* **To do**: Gather all lines containing the string "title" and copy them out.
=-=-=
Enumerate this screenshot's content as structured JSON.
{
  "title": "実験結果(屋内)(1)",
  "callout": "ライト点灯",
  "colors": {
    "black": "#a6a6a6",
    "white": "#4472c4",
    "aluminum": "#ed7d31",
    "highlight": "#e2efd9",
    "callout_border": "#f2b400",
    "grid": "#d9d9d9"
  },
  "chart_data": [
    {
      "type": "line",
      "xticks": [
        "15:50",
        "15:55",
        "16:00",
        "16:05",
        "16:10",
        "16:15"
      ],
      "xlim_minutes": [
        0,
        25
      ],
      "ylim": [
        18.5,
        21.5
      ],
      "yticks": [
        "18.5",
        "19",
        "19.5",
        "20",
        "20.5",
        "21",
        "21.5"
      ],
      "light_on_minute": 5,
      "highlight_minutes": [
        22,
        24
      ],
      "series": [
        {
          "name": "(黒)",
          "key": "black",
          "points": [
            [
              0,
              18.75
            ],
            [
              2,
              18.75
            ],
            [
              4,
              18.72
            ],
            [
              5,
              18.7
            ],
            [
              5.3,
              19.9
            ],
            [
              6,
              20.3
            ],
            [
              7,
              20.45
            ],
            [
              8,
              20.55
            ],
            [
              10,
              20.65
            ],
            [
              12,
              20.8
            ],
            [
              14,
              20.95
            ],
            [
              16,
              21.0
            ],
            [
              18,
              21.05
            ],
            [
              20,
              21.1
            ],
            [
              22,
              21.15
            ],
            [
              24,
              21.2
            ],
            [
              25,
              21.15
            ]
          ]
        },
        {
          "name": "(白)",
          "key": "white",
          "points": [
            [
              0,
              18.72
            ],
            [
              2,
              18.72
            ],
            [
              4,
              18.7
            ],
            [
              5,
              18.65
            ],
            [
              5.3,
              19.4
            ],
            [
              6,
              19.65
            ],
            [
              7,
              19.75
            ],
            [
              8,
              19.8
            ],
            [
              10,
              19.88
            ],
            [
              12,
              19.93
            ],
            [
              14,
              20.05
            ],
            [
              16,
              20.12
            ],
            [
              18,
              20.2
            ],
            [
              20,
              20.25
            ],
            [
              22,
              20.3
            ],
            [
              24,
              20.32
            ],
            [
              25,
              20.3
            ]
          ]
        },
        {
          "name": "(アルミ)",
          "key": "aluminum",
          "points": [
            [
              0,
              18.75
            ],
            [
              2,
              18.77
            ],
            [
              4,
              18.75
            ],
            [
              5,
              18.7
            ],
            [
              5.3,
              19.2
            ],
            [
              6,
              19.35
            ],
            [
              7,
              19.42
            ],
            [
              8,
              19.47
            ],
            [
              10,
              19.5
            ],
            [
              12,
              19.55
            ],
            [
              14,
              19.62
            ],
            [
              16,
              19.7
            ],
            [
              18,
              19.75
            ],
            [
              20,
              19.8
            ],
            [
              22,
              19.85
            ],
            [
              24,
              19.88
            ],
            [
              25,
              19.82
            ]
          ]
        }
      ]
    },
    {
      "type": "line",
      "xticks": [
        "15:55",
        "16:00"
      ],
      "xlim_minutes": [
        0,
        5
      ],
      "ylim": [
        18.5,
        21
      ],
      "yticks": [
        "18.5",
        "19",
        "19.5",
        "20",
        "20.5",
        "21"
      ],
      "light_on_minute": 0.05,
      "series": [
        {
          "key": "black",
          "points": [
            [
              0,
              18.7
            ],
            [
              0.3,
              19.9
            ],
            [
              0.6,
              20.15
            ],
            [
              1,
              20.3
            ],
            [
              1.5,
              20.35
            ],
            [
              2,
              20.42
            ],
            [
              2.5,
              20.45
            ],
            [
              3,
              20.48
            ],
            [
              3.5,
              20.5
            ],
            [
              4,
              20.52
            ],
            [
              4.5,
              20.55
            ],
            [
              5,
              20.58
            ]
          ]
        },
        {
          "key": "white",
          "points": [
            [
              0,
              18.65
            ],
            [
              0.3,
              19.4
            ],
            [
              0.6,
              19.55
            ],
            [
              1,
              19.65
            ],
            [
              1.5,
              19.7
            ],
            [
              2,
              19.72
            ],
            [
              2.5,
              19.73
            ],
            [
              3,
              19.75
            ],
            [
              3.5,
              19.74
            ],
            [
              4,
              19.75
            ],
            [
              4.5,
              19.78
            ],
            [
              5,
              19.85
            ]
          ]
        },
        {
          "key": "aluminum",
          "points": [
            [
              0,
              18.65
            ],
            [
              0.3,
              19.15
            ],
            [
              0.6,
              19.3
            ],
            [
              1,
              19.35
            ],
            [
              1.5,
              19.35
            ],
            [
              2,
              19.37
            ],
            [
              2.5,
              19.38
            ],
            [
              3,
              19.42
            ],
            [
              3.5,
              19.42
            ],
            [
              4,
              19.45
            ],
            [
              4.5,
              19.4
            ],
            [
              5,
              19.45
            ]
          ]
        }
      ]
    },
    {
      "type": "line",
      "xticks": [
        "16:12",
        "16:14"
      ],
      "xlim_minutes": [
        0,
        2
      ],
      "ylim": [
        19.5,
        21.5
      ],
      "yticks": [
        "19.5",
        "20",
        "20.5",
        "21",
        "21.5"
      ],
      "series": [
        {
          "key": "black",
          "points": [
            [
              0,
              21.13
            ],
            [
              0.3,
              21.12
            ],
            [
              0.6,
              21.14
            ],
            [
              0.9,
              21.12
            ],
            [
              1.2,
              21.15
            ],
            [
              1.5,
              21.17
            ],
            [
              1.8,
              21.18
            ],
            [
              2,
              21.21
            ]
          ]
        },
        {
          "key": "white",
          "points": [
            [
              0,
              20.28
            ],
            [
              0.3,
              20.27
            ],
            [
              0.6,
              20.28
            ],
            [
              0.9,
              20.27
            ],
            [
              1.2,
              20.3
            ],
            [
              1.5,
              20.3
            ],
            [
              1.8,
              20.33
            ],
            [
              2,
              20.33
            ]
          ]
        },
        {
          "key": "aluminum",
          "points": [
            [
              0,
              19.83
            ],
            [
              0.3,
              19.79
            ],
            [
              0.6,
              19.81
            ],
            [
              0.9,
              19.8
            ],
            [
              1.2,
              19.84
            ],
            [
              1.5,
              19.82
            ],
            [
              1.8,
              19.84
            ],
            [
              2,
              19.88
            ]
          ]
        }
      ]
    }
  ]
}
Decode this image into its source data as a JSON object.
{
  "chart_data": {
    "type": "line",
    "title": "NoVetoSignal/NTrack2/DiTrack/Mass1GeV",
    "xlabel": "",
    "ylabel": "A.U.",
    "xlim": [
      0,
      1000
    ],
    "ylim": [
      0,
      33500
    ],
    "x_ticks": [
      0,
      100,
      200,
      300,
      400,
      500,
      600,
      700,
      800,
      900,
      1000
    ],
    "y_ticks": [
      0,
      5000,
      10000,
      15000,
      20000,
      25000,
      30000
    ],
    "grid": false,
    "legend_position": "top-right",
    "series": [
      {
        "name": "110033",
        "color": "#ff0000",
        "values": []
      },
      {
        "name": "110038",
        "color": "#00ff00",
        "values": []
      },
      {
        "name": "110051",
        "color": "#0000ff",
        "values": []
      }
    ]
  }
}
=-=-=
* **Result of this task**:
  "title": "実験結果(屋内)(1)",
    "title": "NoVetoSignal/NTrack2/DiTrack/Mass1GeV",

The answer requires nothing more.